The task:
Keep only those lines of the records that include the string "perdita".

— begin —

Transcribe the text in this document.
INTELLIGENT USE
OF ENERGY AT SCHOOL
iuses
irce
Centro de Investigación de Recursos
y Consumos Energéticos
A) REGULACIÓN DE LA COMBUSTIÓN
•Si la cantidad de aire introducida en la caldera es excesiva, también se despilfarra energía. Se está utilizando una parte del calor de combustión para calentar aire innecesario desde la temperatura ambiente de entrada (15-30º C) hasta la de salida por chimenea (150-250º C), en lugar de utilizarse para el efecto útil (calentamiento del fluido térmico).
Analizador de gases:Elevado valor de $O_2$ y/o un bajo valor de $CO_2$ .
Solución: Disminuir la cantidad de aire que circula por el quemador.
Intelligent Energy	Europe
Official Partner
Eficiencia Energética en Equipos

— end —
— begin —

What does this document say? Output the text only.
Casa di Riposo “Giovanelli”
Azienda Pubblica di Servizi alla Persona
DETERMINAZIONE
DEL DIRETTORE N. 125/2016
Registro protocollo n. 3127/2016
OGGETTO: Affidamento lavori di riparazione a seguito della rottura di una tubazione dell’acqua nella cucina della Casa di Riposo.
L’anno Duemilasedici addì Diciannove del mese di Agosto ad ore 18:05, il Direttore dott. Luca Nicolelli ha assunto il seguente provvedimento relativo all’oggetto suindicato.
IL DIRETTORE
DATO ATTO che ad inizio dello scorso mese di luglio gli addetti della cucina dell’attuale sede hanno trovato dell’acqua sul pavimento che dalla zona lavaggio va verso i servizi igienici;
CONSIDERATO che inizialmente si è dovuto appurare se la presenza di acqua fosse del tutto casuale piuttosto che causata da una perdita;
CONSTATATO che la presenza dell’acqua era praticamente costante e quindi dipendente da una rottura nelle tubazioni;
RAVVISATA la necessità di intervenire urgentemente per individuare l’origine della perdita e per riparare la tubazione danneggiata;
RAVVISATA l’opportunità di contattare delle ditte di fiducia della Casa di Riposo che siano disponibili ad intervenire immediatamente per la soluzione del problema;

— end —
— begin —

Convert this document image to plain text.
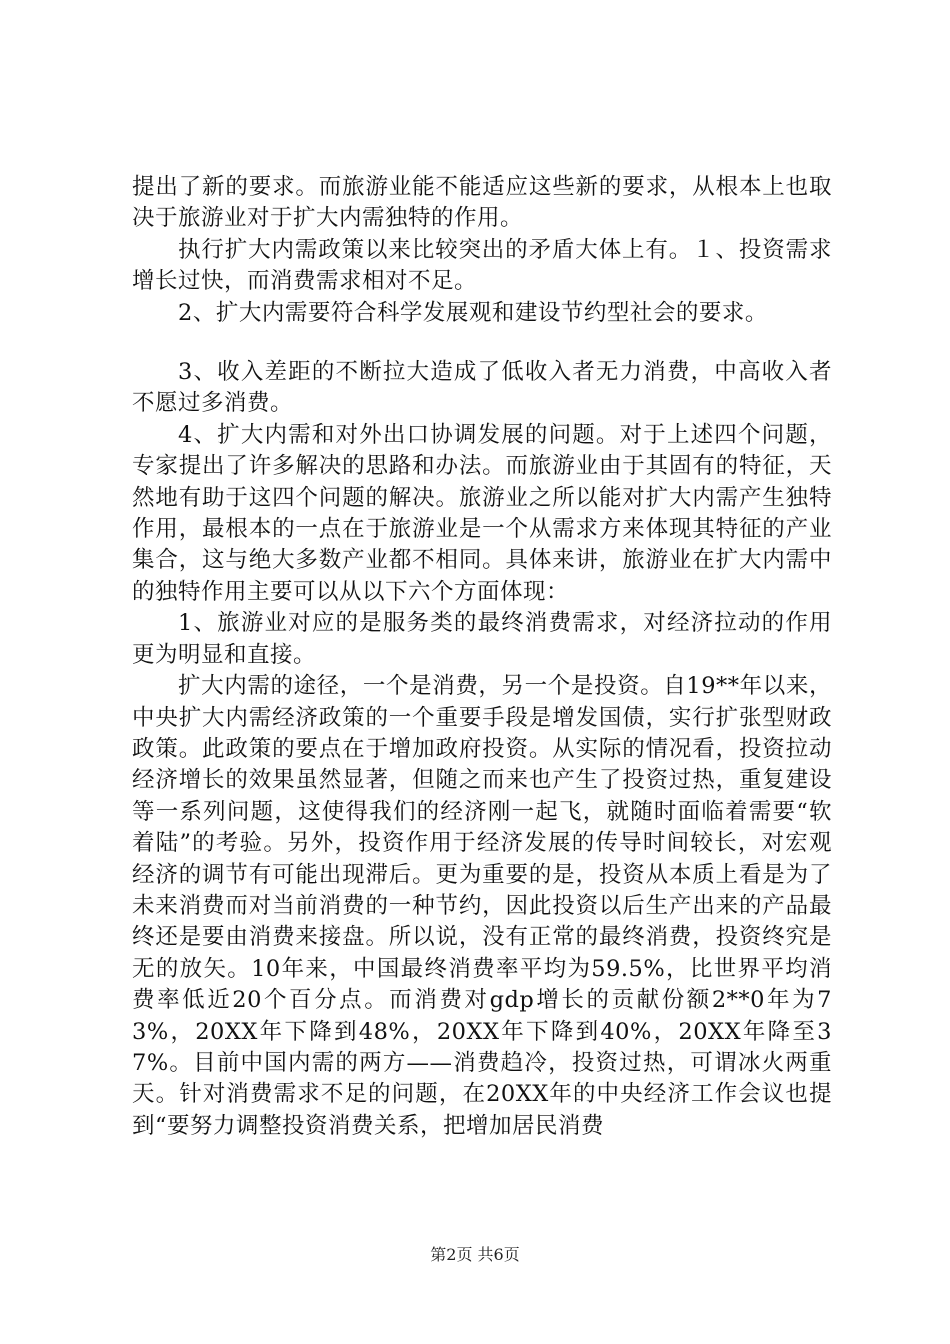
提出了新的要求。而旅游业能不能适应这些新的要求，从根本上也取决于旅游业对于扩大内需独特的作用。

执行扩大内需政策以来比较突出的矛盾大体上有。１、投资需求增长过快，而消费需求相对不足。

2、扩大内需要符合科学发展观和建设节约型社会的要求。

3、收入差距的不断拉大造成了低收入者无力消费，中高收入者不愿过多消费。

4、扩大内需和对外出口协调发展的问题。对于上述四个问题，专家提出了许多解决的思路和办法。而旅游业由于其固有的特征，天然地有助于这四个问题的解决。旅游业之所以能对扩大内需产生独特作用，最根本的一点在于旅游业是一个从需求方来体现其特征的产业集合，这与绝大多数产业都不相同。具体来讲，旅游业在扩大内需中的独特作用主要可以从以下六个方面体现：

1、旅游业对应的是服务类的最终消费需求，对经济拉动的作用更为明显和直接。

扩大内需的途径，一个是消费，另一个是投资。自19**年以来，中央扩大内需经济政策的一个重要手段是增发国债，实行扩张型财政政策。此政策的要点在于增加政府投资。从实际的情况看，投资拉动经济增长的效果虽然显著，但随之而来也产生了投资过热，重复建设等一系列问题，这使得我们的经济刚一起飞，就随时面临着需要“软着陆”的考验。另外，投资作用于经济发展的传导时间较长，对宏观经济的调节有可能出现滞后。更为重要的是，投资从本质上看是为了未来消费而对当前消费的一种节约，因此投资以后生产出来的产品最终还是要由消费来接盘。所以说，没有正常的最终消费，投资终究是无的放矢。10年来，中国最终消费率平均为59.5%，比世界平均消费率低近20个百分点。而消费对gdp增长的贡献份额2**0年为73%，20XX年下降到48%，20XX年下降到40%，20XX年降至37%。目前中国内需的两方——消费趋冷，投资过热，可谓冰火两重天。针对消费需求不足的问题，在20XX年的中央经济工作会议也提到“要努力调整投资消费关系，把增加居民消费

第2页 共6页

— end —

Written answer:
CONSIDERATO che inizialmente si è dovuto appurare se la presenza di acqua fosse del tutto casuale piuttosto che causata da una perdita;
RAVVISATA la necessità di intervenire urgentemente per individuare l’origine della perdita e per riparare la tubazione danneggiata;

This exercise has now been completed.